DIRECTION » Reproduce the part of the listing that opens with the line containing "data-point-30c: [61, 158, 68, 166]" and closes with the line containing "data-point-37c: [104, 88, 112, 96]", including both of those lines.

MATERIAL FOR THE TASK »

= = = = =

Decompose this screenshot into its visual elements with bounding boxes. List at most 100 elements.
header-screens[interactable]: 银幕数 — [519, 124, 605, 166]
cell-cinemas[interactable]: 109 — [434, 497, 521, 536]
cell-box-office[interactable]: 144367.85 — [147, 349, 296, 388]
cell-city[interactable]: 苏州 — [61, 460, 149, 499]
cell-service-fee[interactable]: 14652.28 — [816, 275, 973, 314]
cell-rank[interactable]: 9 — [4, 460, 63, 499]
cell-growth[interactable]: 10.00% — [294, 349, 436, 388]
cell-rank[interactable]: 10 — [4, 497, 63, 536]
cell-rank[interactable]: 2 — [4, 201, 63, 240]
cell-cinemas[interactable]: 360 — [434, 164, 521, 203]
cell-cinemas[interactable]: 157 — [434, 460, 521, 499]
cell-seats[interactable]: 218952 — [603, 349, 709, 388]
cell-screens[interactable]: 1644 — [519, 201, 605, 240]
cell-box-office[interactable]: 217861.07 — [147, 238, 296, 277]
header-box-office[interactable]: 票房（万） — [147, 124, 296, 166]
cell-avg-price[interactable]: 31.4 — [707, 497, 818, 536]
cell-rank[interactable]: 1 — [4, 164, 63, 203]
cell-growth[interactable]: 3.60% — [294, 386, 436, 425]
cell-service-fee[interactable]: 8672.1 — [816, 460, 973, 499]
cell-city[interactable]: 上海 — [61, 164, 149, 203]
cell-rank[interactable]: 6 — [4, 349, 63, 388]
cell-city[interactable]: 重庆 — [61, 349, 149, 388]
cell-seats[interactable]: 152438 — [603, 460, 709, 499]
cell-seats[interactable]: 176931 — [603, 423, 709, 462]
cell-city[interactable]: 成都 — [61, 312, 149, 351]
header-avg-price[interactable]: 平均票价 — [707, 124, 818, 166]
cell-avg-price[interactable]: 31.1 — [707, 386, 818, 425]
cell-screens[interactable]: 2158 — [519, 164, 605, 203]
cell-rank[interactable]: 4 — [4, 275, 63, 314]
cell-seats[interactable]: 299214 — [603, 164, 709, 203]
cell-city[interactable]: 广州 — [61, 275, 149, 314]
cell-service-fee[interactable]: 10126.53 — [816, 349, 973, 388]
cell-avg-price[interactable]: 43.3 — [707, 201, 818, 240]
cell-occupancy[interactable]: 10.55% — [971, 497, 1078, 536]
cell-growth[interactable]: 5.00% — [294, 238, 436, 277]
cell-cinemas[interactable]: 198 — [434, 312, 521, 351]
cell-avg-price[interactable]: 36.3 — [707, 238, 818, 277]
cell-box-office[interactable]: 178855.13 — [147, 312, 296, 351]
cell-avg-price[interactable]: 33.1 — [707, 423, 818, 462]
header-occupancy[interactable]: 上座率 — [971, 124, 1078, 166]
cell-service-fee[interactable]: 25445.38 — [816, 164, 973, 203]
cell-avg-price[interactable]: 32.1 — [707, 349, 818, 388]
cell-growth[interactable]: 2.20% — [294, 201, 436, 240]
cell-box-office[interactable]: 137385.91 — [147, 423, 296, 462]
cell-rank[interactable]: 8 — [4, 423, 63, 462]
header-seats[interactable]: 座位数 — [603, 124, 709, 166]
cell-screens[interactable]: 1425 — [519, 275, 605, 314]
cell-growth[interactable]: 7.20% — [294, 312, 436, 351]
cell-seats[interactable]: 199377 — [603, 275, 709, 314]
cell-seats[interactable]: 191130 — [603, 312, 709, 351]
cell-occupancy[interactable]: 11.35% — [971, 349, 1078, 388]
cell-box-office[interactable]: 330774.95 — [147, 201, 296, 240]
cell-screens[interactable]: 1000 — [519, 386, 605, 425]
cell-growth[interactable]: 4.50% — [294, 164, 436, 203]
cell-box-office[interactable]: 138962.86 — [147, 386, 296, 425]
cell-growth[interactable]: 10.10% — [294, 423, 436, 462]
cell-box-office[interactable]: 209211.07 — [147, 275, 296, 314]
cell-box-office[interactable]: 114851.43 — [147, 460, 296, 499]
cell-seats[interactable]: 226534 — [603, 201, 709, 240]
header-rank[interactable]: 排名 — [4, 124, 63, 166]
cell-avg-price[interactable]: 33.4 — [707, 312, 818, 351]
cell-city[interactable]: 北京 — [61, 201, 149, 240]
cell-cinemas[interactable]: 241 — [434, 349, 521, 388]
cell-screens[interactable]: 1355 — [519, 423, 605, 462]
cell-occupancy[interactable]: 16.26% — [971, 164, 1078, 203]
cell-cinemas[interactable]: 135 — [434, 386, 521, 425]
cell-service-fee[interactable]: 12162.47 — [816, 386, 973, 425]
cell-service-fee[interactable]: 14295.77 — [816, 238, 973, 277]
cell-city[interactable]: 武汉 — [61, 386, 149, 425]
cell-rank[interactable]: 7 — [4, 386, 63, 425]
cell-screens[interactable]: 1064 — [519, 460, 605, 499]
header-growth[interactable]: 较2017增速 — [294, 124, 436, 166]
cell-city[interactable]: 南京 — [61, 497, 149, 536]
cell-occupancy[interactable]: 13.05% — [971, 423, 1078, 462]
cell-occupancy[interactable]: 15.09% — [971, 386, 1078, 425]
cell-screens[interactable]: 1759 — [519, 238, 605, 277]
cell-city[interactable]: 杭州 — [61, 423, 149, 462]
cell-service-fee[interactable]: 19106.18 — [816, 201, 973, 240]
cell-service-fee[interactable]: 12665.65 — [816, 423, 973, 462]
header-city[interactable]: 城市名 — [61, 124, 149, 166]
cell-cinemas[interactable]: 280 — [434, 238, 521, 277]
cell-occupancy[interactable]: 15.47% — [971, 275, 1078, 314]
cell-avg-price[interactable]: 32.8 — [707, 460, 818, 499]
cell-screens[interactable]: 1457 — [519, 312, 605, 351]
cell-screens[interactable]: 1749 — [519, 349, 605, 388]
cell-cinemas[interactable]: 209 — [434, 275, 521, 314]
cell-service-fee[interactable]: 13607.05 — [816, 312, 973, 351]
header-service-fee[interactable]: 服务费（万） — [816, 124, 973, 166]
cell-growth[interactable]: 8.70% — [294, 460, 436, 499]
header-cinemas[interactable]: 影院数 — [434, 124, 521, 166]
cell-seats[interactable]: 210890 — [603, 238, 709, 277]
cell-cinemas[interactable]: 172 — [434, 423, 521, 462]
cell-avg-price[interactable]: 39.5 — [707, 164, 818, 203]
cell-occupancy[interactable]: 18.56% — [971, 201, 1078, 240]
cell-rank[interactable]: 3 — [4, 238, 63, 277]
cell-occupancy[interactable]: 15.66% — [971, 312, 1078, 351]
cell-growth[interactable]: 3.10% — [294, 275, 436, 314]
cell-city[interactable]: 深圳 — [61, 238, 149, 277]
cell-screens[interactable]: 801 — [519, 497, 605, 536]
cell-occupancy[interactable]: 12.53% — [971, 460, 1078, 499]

= = = = =

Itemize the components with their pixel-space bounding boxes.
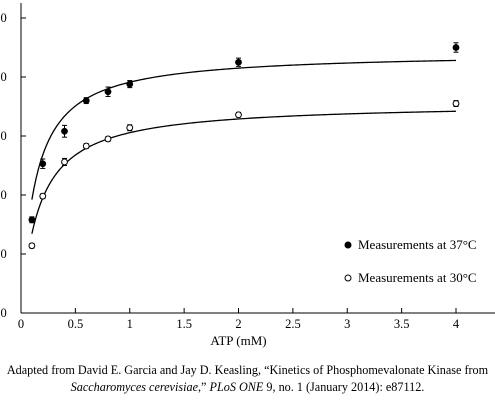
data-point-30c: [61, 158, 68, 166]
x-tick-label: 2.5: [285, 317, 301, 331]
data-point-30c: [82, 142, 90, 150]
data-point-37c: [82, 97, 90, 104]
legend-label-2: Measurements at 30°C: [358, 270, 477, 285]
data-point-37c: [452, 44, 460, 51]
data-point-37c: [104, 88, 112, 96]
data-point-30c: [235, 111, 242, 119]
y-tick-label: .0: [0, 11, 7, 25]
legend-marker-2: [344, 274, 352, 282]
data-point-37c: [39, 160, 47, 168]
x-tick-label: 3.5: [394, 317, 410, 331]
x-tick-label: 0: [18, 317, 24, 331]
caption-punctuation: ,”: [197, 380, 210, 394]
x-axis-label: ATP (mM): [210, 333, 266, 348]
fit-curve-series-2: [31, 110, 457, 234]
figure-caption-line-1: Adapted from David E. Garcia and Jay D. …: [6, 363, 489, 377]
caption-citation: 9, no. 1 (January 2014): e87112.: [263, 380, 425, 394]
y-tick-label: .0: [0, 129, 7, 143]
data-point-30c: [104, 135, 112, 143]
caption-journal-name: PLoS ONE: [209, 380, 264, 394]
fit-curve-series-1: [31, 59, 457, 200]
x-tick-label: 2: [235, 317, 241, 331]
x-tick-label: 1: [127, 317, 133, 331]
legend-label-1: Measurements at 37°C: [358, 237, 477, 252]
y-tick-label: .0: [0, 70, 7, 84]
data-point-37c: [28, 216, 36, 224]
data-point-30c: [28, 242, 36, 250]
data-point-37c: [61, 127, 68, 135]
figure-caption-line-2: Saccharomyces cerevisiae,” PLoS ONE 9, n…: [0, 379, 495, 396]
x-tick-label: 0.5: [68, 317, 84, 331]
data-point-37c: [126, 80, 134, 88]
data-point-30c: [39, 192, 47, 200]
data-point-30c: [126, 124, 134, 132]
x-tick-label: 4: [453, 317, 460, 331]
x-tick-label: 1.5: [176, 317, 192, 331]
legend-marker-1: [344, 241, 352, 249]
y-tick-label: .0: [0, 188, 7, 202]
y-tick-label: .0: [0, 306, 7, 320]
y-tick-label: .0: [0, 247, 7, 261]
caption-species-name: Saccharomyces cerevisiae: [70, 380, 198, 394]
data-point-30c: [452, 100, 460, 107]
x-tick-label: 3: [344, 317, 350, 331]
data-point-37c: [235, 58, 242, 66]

= = = = =

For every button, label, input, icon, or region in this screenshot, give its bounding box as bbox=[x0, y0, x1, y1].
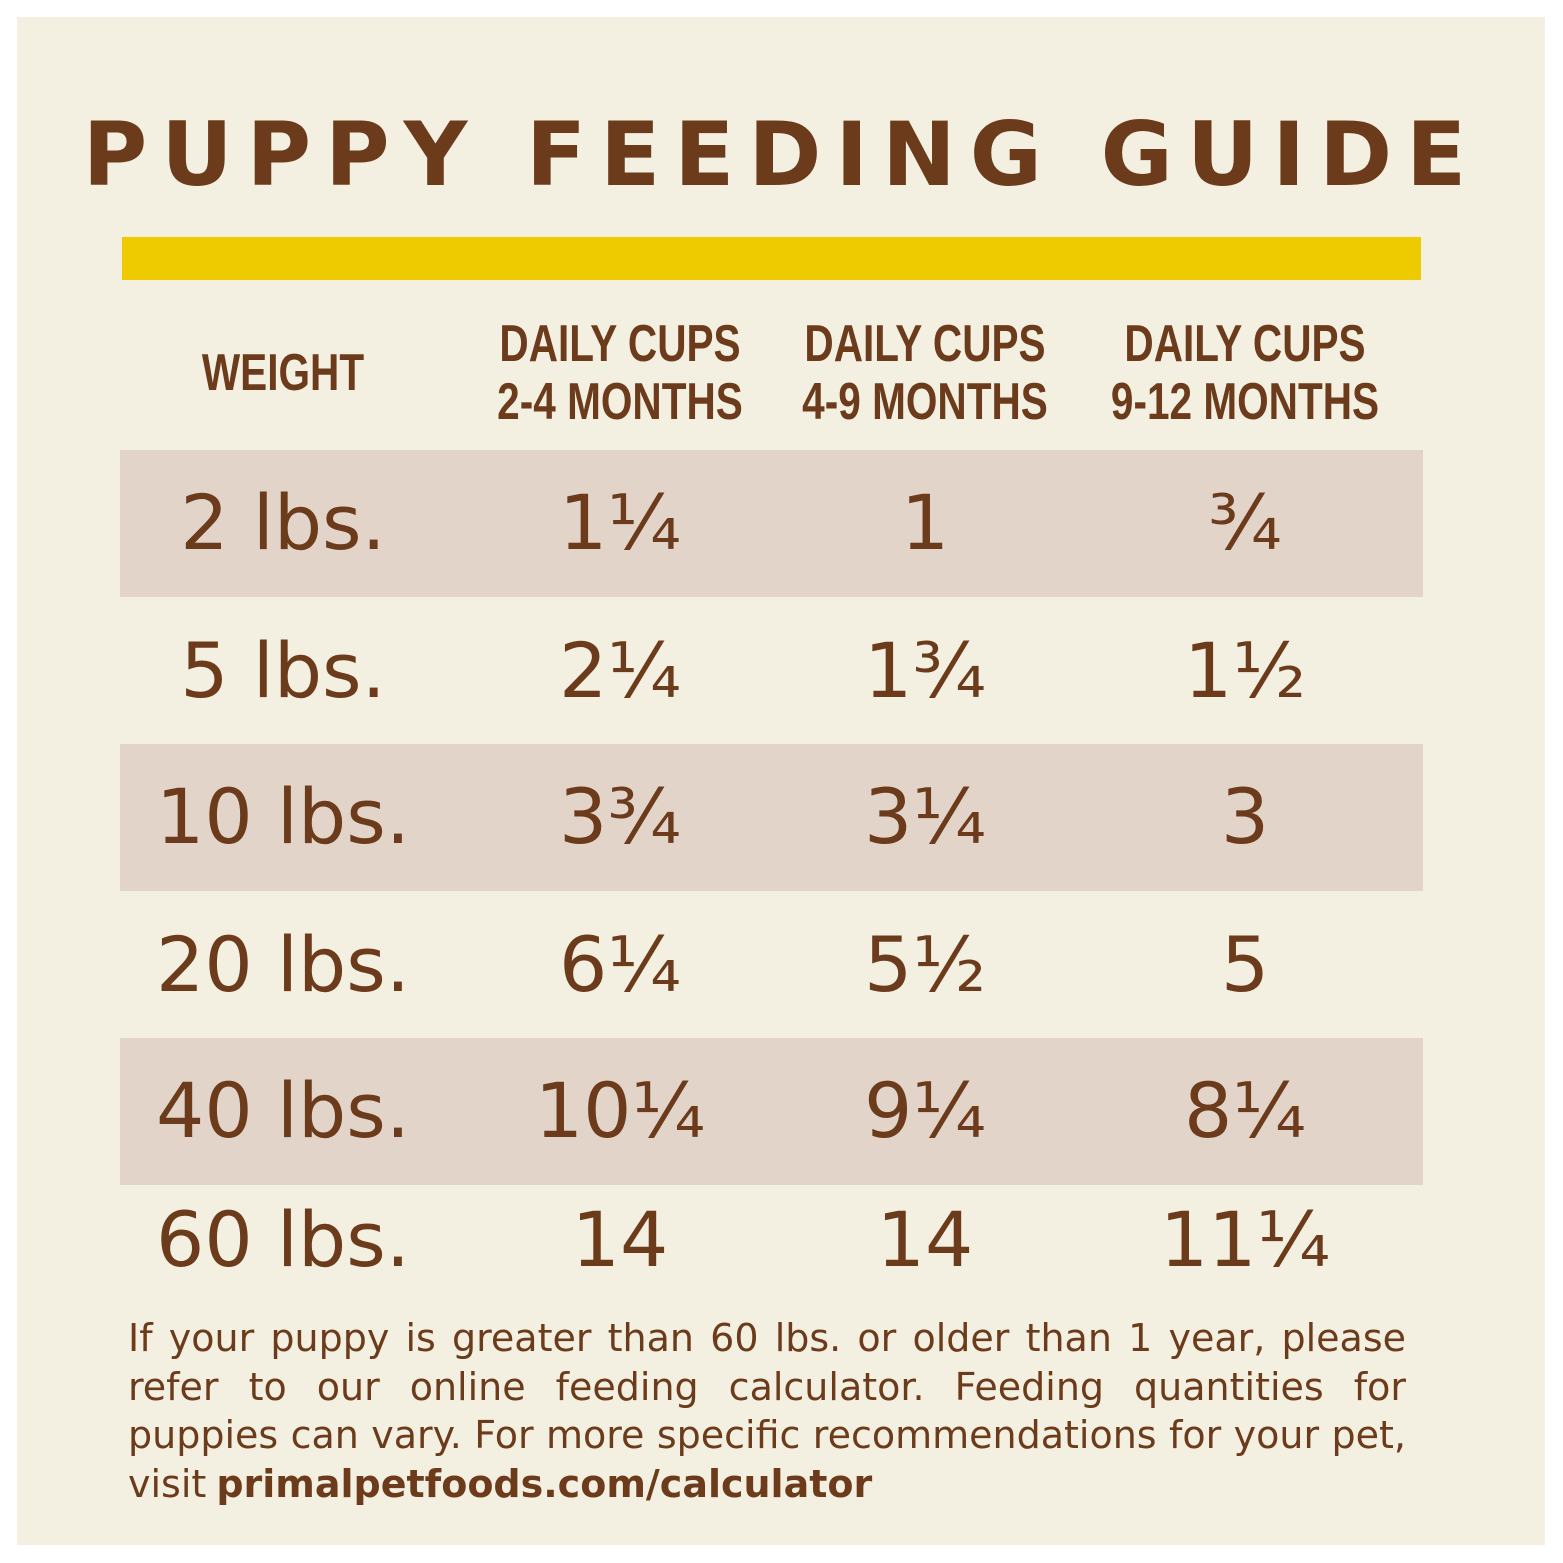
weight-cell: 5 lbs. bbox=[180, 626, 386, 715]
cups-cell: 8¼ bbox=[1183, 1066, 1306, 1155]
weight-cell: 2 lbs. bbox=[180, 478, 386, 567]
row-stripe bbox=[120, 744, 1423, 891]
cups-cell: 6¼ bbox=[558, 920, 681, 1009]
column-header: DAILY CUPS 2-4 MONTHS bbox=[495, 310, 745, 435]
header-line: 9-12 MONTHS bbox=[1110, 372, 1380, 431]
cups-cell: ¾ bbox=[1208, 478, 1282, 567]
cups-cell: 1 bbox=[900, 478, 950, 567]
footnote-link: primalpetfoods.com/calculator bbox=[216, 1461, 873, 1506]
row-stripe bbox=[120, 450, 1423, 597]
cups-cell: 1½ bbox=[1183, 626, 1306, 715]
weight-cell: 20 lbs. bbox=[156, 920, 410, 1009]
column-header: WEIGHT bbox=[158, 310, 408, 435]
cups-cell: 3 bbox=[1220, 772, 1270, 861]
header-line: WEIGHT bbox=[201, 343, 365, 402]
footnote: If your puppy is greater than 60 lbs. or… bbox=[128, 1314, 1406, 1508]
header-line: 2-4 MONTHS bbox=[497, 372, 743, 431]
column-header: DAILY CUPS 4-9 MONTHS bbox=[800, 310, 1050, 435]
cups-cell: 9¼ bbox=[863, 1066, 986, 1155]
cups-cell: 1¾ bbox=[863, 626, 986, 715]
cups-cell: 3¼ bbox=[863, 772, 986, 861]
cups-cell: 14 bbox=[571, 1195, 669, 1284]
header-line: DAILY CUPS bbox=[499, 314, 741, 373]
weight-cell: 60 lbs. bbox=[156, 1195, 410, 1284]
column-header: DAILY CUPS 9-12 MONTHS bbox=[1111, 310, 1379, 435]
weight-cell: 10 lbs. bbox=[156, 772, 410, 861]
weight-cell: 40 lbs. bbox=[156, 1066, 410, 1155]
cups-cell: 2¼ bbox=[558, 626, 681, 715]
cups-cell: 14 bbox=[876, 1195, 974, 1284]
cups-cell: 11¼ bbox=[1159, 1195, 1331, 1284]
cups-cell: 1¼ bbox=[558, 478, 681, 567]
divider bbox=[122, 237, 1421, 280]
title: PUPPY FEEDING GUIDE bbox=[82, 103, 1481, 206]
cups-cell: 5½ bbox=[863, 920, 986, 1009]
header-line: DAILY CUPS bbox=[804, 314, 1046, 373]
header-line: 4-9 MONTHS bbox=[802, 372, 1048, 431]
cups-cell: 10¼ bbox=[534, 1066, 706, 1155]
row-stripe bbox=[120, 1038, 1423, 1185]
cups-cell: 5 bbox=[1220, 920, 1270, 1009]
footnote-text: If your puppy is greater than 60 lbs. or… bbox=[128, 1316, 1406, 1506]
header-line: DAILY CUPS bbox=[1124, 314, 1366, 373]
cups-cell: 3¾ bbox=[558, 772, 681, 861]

= = = = =

CORRECT OUTPUT »
data-point-30c: [61, 158, 68, 166]
x-tick-label: 2.5: [285, 317, 301, 331]
data-point-30c: [82, 142, 90, 150]
data-point-37c: [82, 97, 90, 104]
legend-label-2: Measurements at 30°C: [358, 270, 477, 285]
data-point-37c: [452, 44, 460, 51]
data-point-37c: [104, 88, 112, 96]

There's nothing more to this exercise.